++++ GIVEN DATA ++++
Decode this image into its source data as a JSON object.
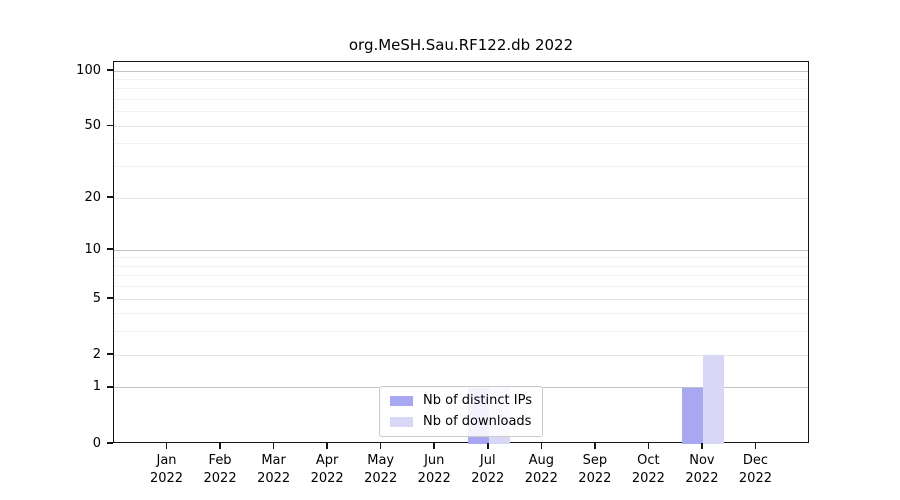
{
  "chart_data": {
    "type": "bar",
    "title": "org.MeSH.Sau.RF122.db 2022",
    "categories": [
      "Jan",
      "Feb",
      "Mar",
      "Apr",
      "May",
      "Jun",
      "Jul",
      "Aug",
      "Sep",
      "Oct",
      "Nov",
      "Dec"
    ],
    "year_label": "2022",
    "series": [
      {
        "name": "Nb of distinct IPs",
        "color": "#a7a7f2",
        "values": [
          0,
          0,
          0,
          0,
          0,
          0,
          1,
          0,
          0,
          0,
          1,
          0
        ]
      },
      {
        "name": "Nb of downloads",
        "color": "#d8d8f6",
        "values": [
          0,
          0,
          0,
          0,
          0,
          0,
          1,
          0,
          0,
          0,
          2,
          0
        ]
      }
    ],
    "scale": "log1p",
    "y_axis": {
      "major_ticks": [
        0,
        1,
        2,
        5,
        10,
        20,
        50,
        100
      ],
      "decade_gridlines": [
        1,
        10,
        100
      ],
      "mid_gridlines": [
        2,
        5,
        20,
        50
      ],
      "minor_gridlines": [
        3,
        4,
        6,
        7,
        8,
        9,
        30,
        40,
        60,
        70,
        80,
        90
      ],
      "ylim": [
        0,
        112
      ]
    },
    "grid": true,
    "legend_position": "bottom-center",
    "colors": {
      "grid_decade": "#c3c3c7",
      "grid_mid": "#e5e5e7",
      "grid_minor": "#f2f2f3",
      "spine": "#151515",
      "background": "#ffffff"
    }
  }
}
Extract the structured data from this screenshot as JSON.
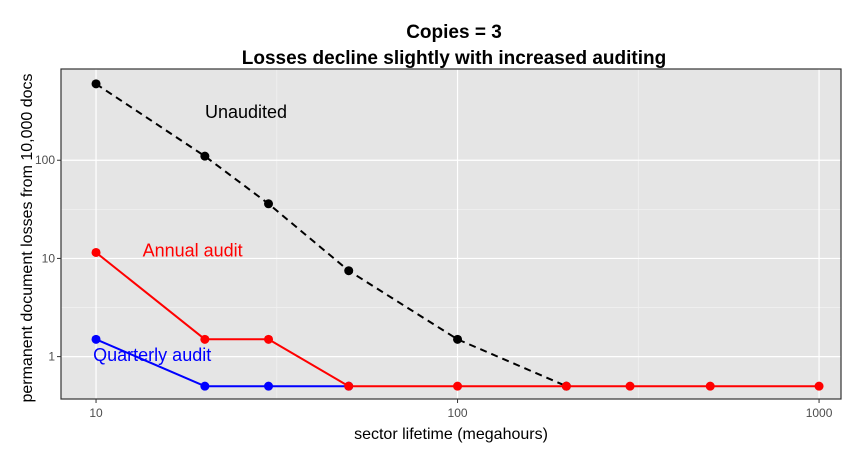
{
  "chart_data": {
    "type": "line",
    "title": "Copies = 3",
    "subtitle": "Losses decline slightly with increased auditing",
    "xlabel": "sector lifetime (megahours)",
    "ylabel": "permanent document losses from 10,000 docs",
    "x_scale": "log",
    "y_scale": "log",
    "xlim": [
      8,
      1150
    ],
    "ylim": [
      0.37,
      850
    ],
    "x_ticks": [
      10,
      100,
      1000
    ],
    "x_tick_labels": [
      "10",
      "100",
      "1000"
    ],
    "y_ticks": [
      1,
      10,
      100
    ],
    "y_tick_labels": [
      "1",
      "10",
      "100"
    ],
    "grid": true,
    "background": "#e5e5e5",
    "series": [
      {
        "name": "Unaudited",
        "color": "#000000",
        "dash": true,
        "x": [
          10,
          20,
          30,
          50,
          100,
          200
        ],
        "y": [
          600,
          110,
          36,
          7.5,
          1.5,
          0.5
        ]
      },
      {
        "name": "Annual audit",
        "color": "#ff0000",
        "dash": false,
        "x": [
          10,
          20,
          30,
          50,
          100,
          200,
          300,
          500,
          1000
        ],
        "y": [
          11.5,
          1.5,
          1.5,
          0.5,
          0.5,
          0.5,
          0.5,
          0.5,
          0.5
        ]
      },
      {
        "name": "Quarterly audit",
        "color": "#0000ff",
        "dash": false,
        "x": [
          10,
          20,
          30,
          50
        ],
        "y": [
          1.5,
          0.5,
          0.5,
          0.5
        ]
      }
    ],
    "annotations": [
      {
        "text": "Unaudited",
        "x": 26,
        "y": 270,
        "color": "#000000"
      },
      {
        "text": "Annual audit",
        "x": 18.5,
        "y": 10.5,
        "color": "#ff0000"
      },
      {
        "text": "Quarterly audit",
        "x": 14.3,
        "y": 0.9,
        "color": "#0000ff"
      }
    ]
  }
}
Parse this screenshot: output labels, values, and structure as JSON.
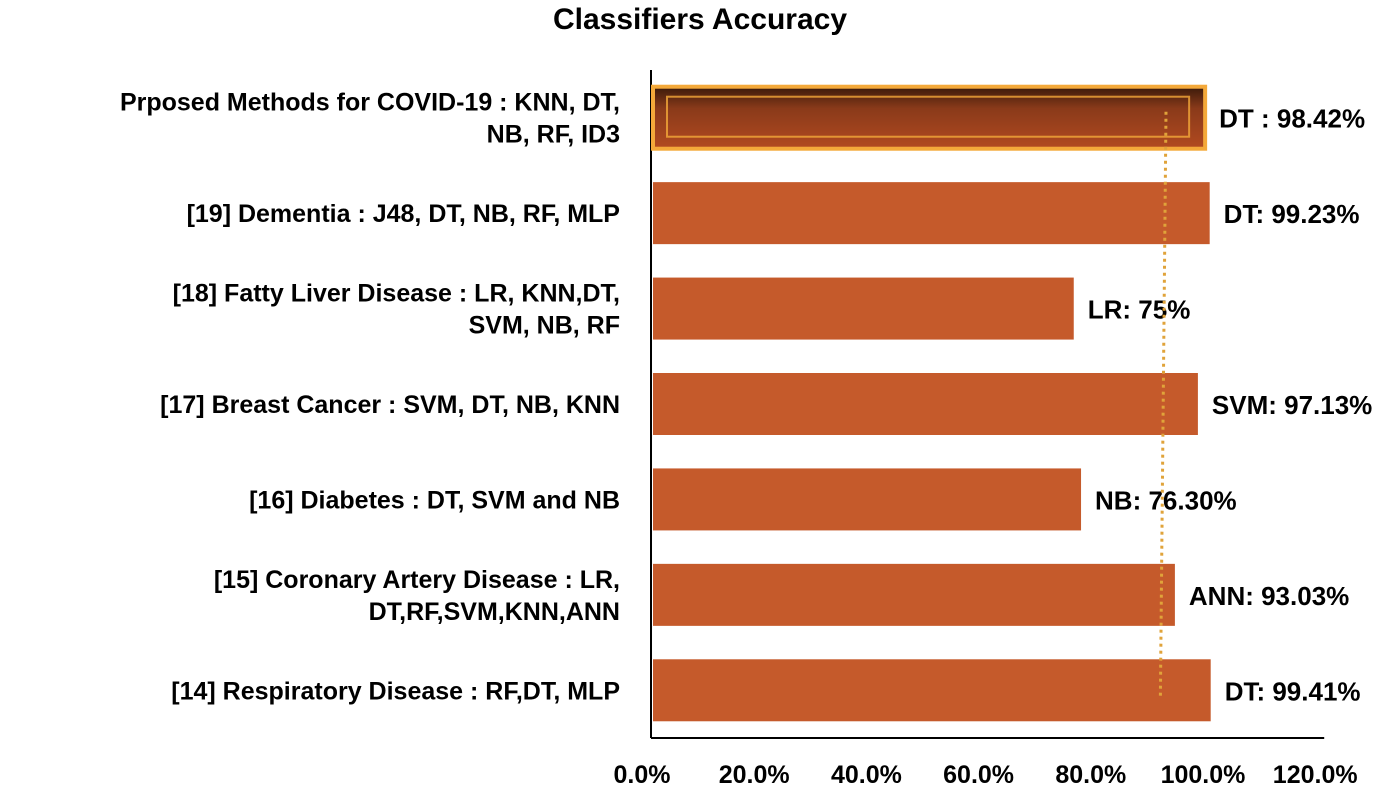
{
  "chart_data": {
    "type": "bar",
    "orientation": "horizontal",
    "title": "Classifiers Accuracy",
    "xlabel": "",
    "ylabel": "",
    "xlim": [
      0,
      120
    ],
    "xticks": [
      "0.0%",
      "20.0%",
      "40.0%",
      "60.0%",
      "80.0%",
      "100.0%",
      "120.0%"
    ],
    "grid": false,
    "legend": "none",
    "bar_color": "#C55A2B",
    "highlight_color": "#A5441F",
    "highlight_border": "#F4A93A",
    "annotation_line_color": "#E0A33A",
    "categories": [
      [
        "Prposed Methods for COVID-19 : KNN, DT,",
        "NB, RF, ID3"
      ],
      [
        "[19]  Dementia : J48, DT, NB, RF, MLP"
      ],
      [
        "[18]  Fatty Liver Disease : LR, KNN,DT,",
        "SVM, NB, RF"
      ],
      [
        "[17]  Breast Cancer : SVM, DT, NB, KNN"
      ],
      [
        "[16]  Diabetes : DT, SVM and NB"
      ],
      [
        "[15]  Coronary Artery Disease : LR,",
        "DT,RF,SVM,KNN,ANN"
      ],
      [
        "[14]  Respiratory Disease : RF,DT, MLP"
      ]
    ],
    "values": [
      98.42,
      99.23,
      75,
      97.13,
      76.3,
      93.03,
      99.41
    ],
    "data_labels": [
      "DT : 98.42%",
      "DT: 99.23%",
      "LR: 75%",
      "SVM: 97.13%",
      "NB: 76.30%",
      "ANN: 93.03%",
      "DT: 99.41%"
    ],
    "highlighted_index": 0
  }
}
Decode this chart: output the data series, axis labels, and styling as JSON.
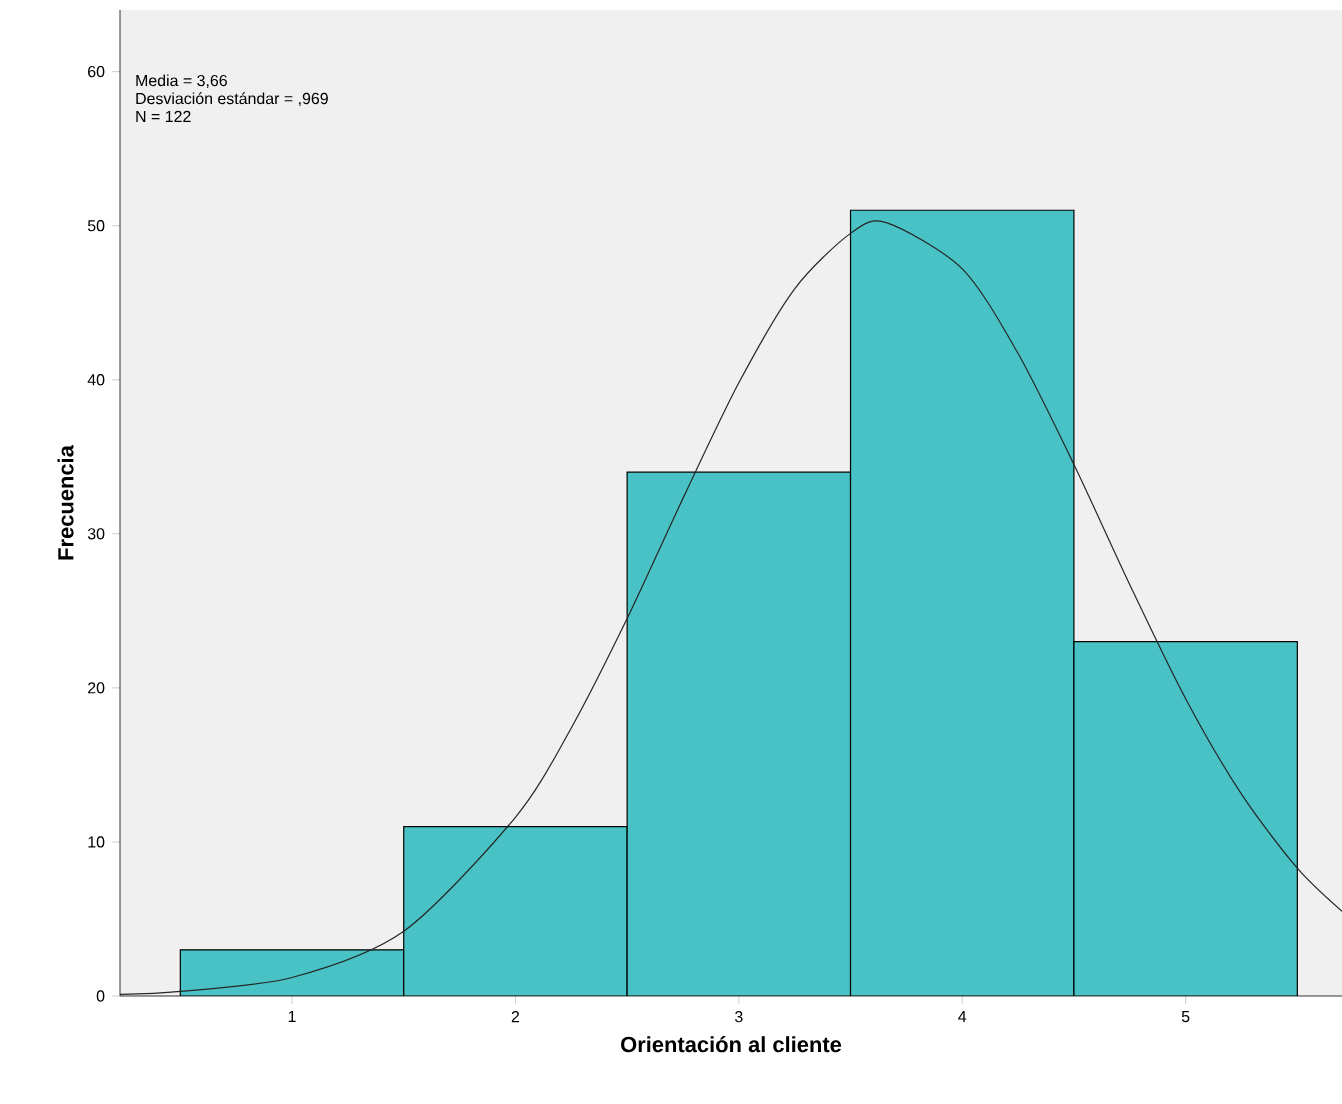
{
  "chart_data": {
    "type": "histogram",
    "xlabel": "Orientación al cliente",
    "ylabel": "Frecuencia",
    "bins": [
      0.5,
      1.5,
      2.5,
      3.5,
      4.5,
      5.5
    ],
    "values": [
      3,
      11,
      34,
      51,
      23
    ],
    "color": "#48c2c5",
    "xlim": [
      0.23,
      5.7
    ],
    "ylim": [
      0,
      64
    ],
    "xticks": [
      1,
      2,
      3,
      4,
      5
    ],
    "yticks": [
      0,
      10,
      20,
      30,
      40,
      50,
      60
    ],
    "grid": false,
    "annotations": [
      "Media = 3,66",
      "Desviación estándar = ,969",
      "N = 122"
    ],
    "series": [
      {
        "type": "line",
        "color": "#262626",
        "line_style": "solid",
        "x": [
          0.23,
          0.5,
          1.0,
          1.5,
          2.0,
          2.25,
          2.5,
          2.75,
          3.0,
          3.25,
          3.5,
          3.66,
          4.0,
          4.25,
          4.5,
          4.75,
          5.0,
          5.25,
          5.5,
          5.7
        ],
        "values": [
          0.1,
          0.3,
          1.2,
          4.2,
          11.6,
          17.4,
          24.5,
          32.3,
          39.8,
          45.9,
          49.5,
          50.2,
          47.2,
          41.7,
          34.5,
          26.7,
          19.3,
          13.1,
          8.3,
          5.5
        ]
      }
    ]
  }
}
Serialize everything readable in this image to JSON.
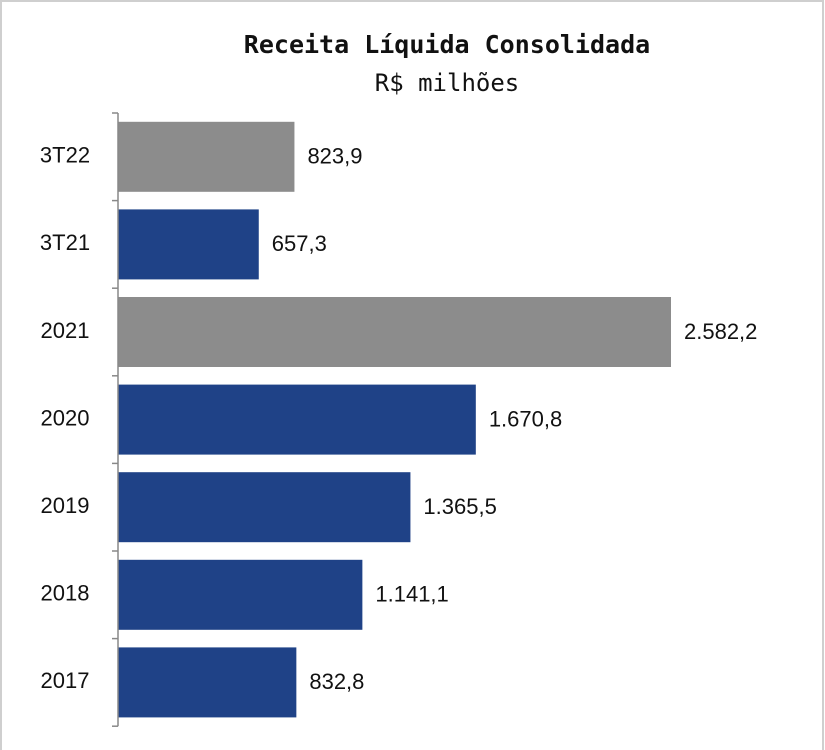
{
  "chart_data": {
    "type": "bar",
    "orientation": "horizontal",
    "title": "Receita Líquida Consolidada",
    "subtitle": "R$ milhões",
    "categories": [
      "3T22",
      "3T21",
      "2021",
      "2020",
      "2019",
      "2018",
      "2017"
    ],
    "values": [
      823.9,
      657.3,
      2582.2,
      1670.8,
      1365.5,
      1141.1,
      832.8
    ],
    "value_labels": [
      "823,9",
      "657,3",
      "2.582,2",
      "1.670,8",
      "1.365,5",
      "1.141,1",
      "832,8"
    ],
    "colors": [
      "#8c8c8c",
      "#1f4287",
      "#8c8c8c",
      "#1f4287",
      "#1f4287",
      "#1f4287",
      "#1f4287"
    ]
  }
}
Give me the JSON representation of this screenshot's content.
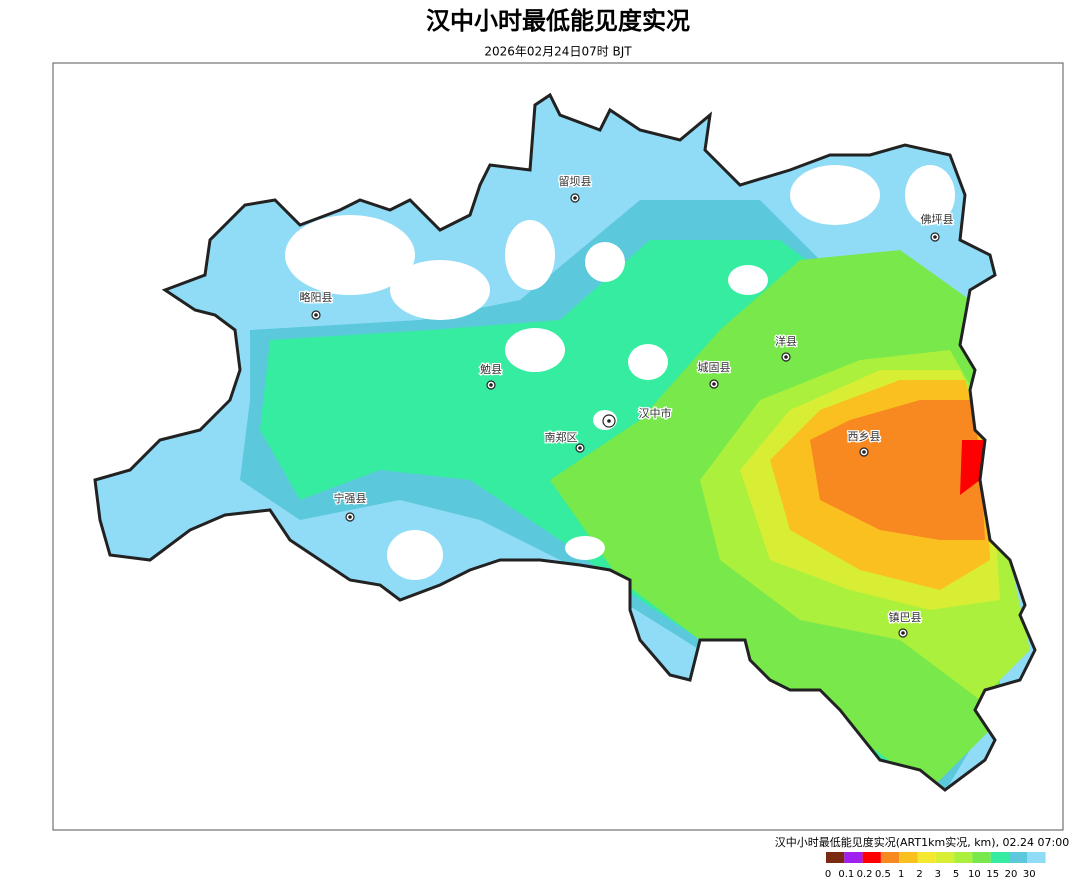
{
  "header": {
    "title": "汉中小时最低能见度实况",
    "subtitle": "2026年02月24日07时 BJT"
  },
  "places": [
    {
      "label": "留坝县"
    },
    {
      "label": "佛坪县"
    },
    {
      "label": "略阳县"
    },
    {
      "label": "洋县"
    },
    {
      "label": "勉县"
    },
    {
      "label": "城固县"
    },
    {
      "label": "汉中市"
    },
    {
      "label": "南郑区"
    },
    {
      "label": "西乡县"
    },
    {
      "label": "宁强县"
    },
    {
      "label": "镇巴县"
    }
  ],
  "legend": {
    "title": "汉中小时最低能见度实况(ART1km实况, km), 02.24 07:00",
    "labels": [
      "0",
      "0.1",
      "0.2",
      "0.5",
      "1",
      "2",
      "3",
      "5",
      "10",
      "15",
      "20",
      "30"
    ],
    "colors": [
      "#7a2a10",
      "#a020f0",
      "#ff0000",
      "#f88820",
      "#fac020",
      "#f4e830",
      "#d8ee34",
      "#aaf03c",
      "#78e84a",
      "#36eca0",
      "#5cc8dc",
      "#90dcf6"
    ]
  }
}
++++
(TASK TO COMPLETE)
Using the records above, copy every line that has the word "this" in it.

(EXERCISE RESPONSE)
Decode this image into its source data as a JSON object.
Extract the structured data from this screenshot as JSON.
Parse this screenshot: output labels, values, and structure as JSON.
Decode this chart: output the data series, axis labels, and styling as JSON.
Serialize everything readable in this image to JSON.
Give me the JSON representation of this screenshot's content.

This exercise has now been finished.